» **Excerpt from a dataset**:
###

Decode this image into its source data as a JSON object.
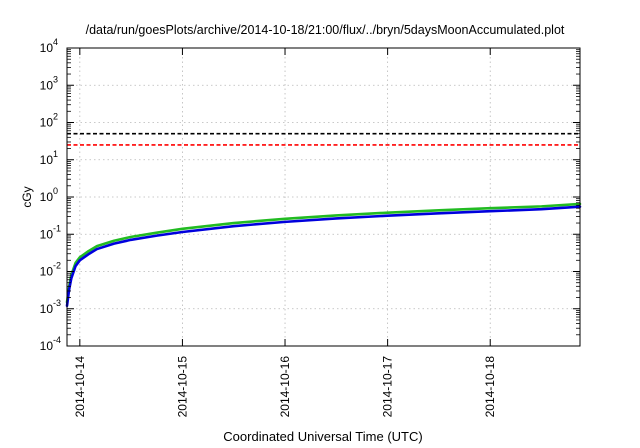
{
  "chart_data": {
    "type": "line",
    "title": "/data/run/goesPlots/archive/2014-10-18/21:00/flux/../bryn/5daysMoonAccumulated.plot",
    "xlabel": "Coordinated Universal Time (UTC)",
    "ylabel": "cGy",
    "y_scale": "log",
    "ylim": [
      0.0001,
      10000
    ],
    "xlim": [
      "2014-10-13T21:00",
      "2014-10-18T21:00"
    ],
    "grid": true,
    "legend": "none",
    "y_ticks": [
      {
        "base": "10",
        "exp": "-4",
        "value": 0.0001
      },
      {
        "base": "10",
        "exp": "-3",
        "value": 0.001
      },
      {
        "base": "10",
        "exp": "-2",
        "value": 0.01
      },
      {
        "base": "10",
        "exp": "-1",
        "value": 0.1
      },
      {
        "base": "10",
        "exp": "0",
        "value": 1
      },
      {
        "base": "10",
        "exp": "1",
        "value": 10
      },
      {
        "base": "10",
        "exp": "2",
        "value": 100
      },
      {
        "base": "10",
        "exp": "3",
        "value": 1000
      },
      {
        "base": "10",
        "exp": "4",
        "value": 10000
      }
    ],
    "x_ticks": [
      {
        "label": "2014-10-14",
        "value": "2014-10-14T00:00"
      },
      {
        "label": "2014-10-15",
        "value": "2014-10-15T00:00"
      },
      {
        "label": "2014-10-16",
        "value": "2014-10-16T00:00"
      },
      {
        "label": "2014-10-17",
        "value": "2014-10-17T00:00"
      },
      {
        "label": "2014-10-18",
        "value": "2014-10-18T00:00"
      }
    ],
    "reference_lines": [
      {
        "y": 50,
        "color": "#000000",
        "style": "dashed"
      },
      {
        "y": 25,
        "color": "#ff0000",
        "style": "dashed"
      }
    ],
    "series": [
      {
        "color": "#22bb22",
        "x": [
          "2014-10-13T21:00",
          "2014-10-13T21:30",
          "2014-10-13T22:00",
          "2014-10-13T23:00",
          "2014-10-14T00:00",
          "2014-10-14T02:00",
          "2014-10-14T04:00",
          "2014-10-14T08:00",
          "2014-10-14T12:00",
          "2014-10-14T18:00",
          "2014-10-15T00:00",
          "2014-10-15T12:00",
          "2014-10-16T00:00",
          "2014-10-16T12:00",
          "2014-10-17T00:00",
          "2014-10-17T12:00",
          "2014-10-18T00:00",
          "2014-10-18T12:00",
          "2014-10-18T21:00"
        ],
        "values": [
          0.0015,
          0.004,
          0.008,
          0.017,
          0.024,
          0.035,
          0.048,
          0.067,
          0.085,
          0.11,
          0.14,
          0.2,
          0.26,
          0.32,
          0.38,
          0.44,
          0.5,
          0.56,
          0.65
        ]
      },
      {
        "color": "#0000dd",
        "x": [
          "2014-10-13T21:00",
          "2014-10-13T21:30",
          "2014-10-13T22:00",
          "2014-10-13T23:00",
          "2014-10-14T00:00",
          "2014-10-14T02:00",
          "2014-10-14T04:00",
          "2014-10-14T08:00",
          "2014-10-14T12:00",
          "2014-10-14T18:00",
          "2014-10-15T00:00",
          "2014-10-15T12:00",
          "2014-10-16T00:00",
          "2014-10-16T12:00",
          "2014-10-17T00:00",
          "2014-10-17T12:00",
          "2014-10-18T00:00",
          "2014-10-18T12:00",
          "2014-10-18T21:00"
        ],
        "values": [
          0.0012,
          0.0033,
          0.0065,
          0.014,
          0.02,
          0.029,
          0.04,
          0.056,
          0.071,
          0.092,
          0.115,
          0.165,
          0.215,
          0.265,
          0.315,
          0.365,
          0.415,
          0.47,
          0.55
        ]
      }
    ]
  }
}
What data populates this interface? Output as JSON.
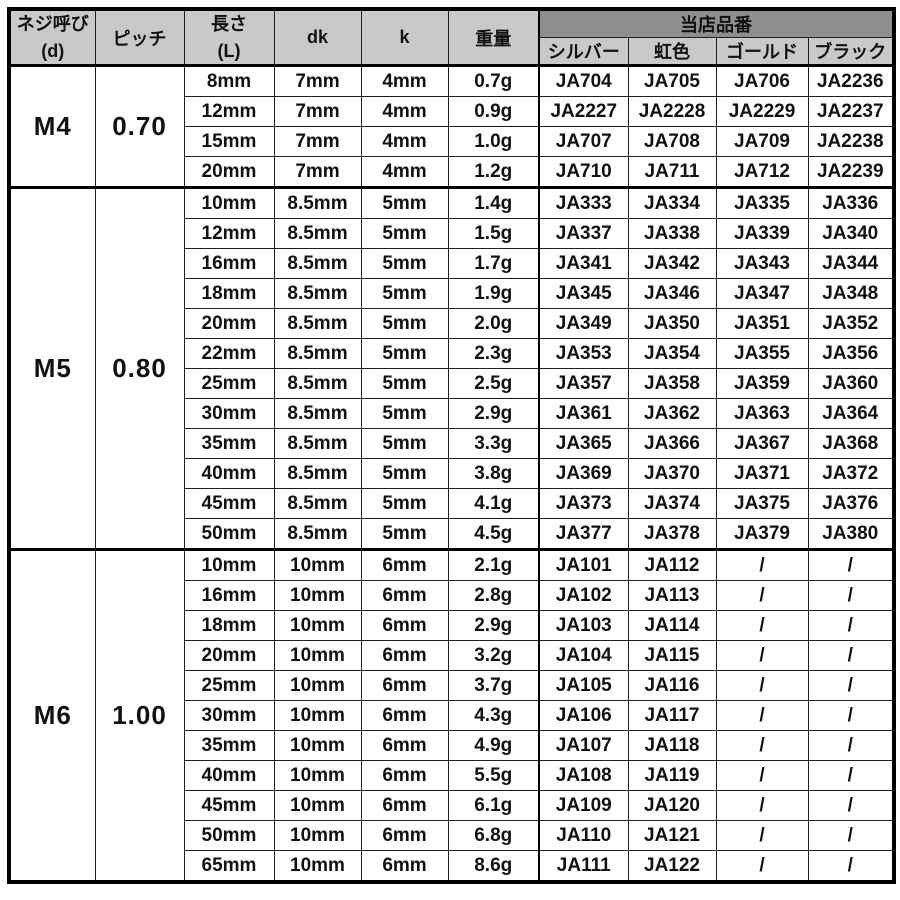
{
  "table": {
    "title": "screw dimensions and shop part numbers",
    "headers": {
      "screw_size": [
        "ネジ呼び",
        "(d)"
      ],
      "pitch": "ピッチ",
      "length": [
        "長さ",
        "(L)"
      ],
      "dk": "dk",
      "k": "k",
      "weight": "重量",
      "part_number_group": "当店品番",
      "silver": "シルバー",
      "rainbow": "虹色",
      "gold": "ゴールド",
      "black": "ブラック"
    },
    "row_columns": [
      "length",
      "dk",
      "k",
      "weight",
      "part_silver",
      "part_rainbow",
      "part_gold",
      "part_black"
    ],
    "sections": [
      {
        "size": "M4",
        "pitch": "0.70",
        "rows": [
          [
            "8mm",
            "7mm",
            "4mm",
            "0.7g",
            "JA704",
            "JA705",
            "JA706",
            "JA2236"
          ],
          [
            "12mm",
            "7mm",
            "4mm",
            "0.9g",
            "JA2227",
            "JA2228",
            "JA2229",
            "JA2237"
          ],
          [
            "15mm",
            "7mm",
            "4mm",
            "1.0g",
            "JA707",
            "JA708",
            "JA709",
            "JA2238"
          ],
          [
            "20mm",
            "7mm",
            "4mm",
            "1.2g",
            "JA710",
            "JA711",
            "JA712",
            "JA2239"
          ]
        ]
      },
      {
        "size": "M5",
        "pitch": "0.80",
        "rows": [
          [
            "10mm",
            "8.5mm",
            "5mm",
            "1.4g",
            "JA333",
            "JA334",
            "JA335",
            "JA336"
          ],
          [
            "12mm",
            "8.5mm",
            "5mm",
            "1.5g",
            "JA337",
            "JA338",
            "JA339",
            "JA340"
          ],
          [
            "16mm",
            "8.5mm",
            "5mm",
            "1.7g",
            "JA341",
            "JA342",
            "JA343",
            "JA344"
          ],
          [
            "18mm",
            "8.5mm",
            "5mm",
            "1.9g",
            "JA345",
            "JA346",
            "JA347",
            "JA348"
          ],
          [
            "20mm",
            "8.5mm",
            "5mm",
            "2.0g",
            "JA349",
            "JA350",
            "JA351",
            "JA352"
          ],
          [
            "22mm",
            "8.5mm",
            "5mm",
            "2.3g",
            "JA353",
            "JA354",
            "JA355",
            "JA356"
          ],
          [
            "25mm",
            "8.5mm",
            "5mm",
            "2.5g",
            "JA357",
            "JA358",
            "JA359",
            "JA360"
          ],
          [
            "30mm",
            "8.5mm",
            "5mm",
            "2.9g",
            "JA361",
            "JA362",
            "JA363",
            "JA364"
          ],
          [
            "35mm",
            "8.5mm",
            "5mm",
            "3.3g",
            "JA365",
            "JA366",
            "JA367",
            "JA368"
          ],
          [
            "40mm",
            "8.5mm",
            "5mm",
            "3.8g",
            "JA369",
            "JA370",
            "JA371",
            "JA372"
          ],
          [
            "45mm",
            "8.5mm",
            "5mm",
            "4.1g",
            "JA373",
            "JA374",
            "JA375",
            "JA376"
          ],
          [
            "50mm",
            "8.5mm",
            "5mm",
            "4.5g",
            "JA377",
            "JA378",
            "JA379",
            "JA380"
          ]
        ]
      },
      {
        "size": "M6",
        "pitch": "1.00",
        "rows": [
          [
            "10mm",
            "10mm",
            "6mm",
            "2.1g",
            "JA101",
            "JA112",
            "/",
            "/"
          ],
          [
            "16mm",
            "10mm",
            "6mm",
            "2.8g",
            "JA102",
            "JA113",
            "/",
            "/"
          ],
          [
            "18mm",
            "10mm",
            "6mm",
            "2.9g",
            "JA103",
            "JA114",
            "/",
            "/"
          ],
          [
            "20mm",
            "10mm",
            "6mm",
            "3.2g",
            "JA104",
            "JA115",
            "/",
            "/"
          ],
          [
            "25mm",
            "10mm",
            "6mm",
            "3.7g",
            "JA105",
            "JA116",
            "/",
            "/"
          ],
          [
            "30mm",
            "10mm",
            "6mm",
            "4.3g",
            "JA106",
            "JA117",
            "/",
            "/"
          ],
          [
            "35mm",
            "10mm",
            "6mm",
            "4.9g",
            "JA107",
            "JA118",
            "/",
            "/"
          ],
          [
            "40mm",
            "10mm",
            "6mm",
            "5.5g",
            "JA108",
            "JA119",
            "/",
            "/"
          ],
          [
            "45mm",
            "10mm",
            "6mm",
            "6.1g",
            "JA109",
            "JA120",
            "/",
            "/"
          ],
          [
            "50mm",
            "10mm",
            "6mm",
            "6.8g",
            "JA110",
            "JA121",
            "/",
            "/"
          ],
          [
            "65mm",
            "10mm",
            "6mm",
            "8.6g",
            "JA111",
            "JA122",
            "/",
            "/"
          ]
        ]
      }
    ]
  },
  "colors": {
    "header_bg": "#c9c9c9",
    "group_header_bg": "#8e8e8e",
    "cell_bg": "#ffffff",
    "grid_line": "#1f1f1f",
    "thick_line": "#000000",
    "text": "#111111"
  }
}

###

» **Work to complete**: Every line above that contains the word "title" should be reported.

» **Output**:
    "title": "/data/run/goesPlots/archive/2014-10-18/21:00/flux/../bryn/5daysMoonAccumulated.plot",
    "title": "screw dimensions and shop part numbers",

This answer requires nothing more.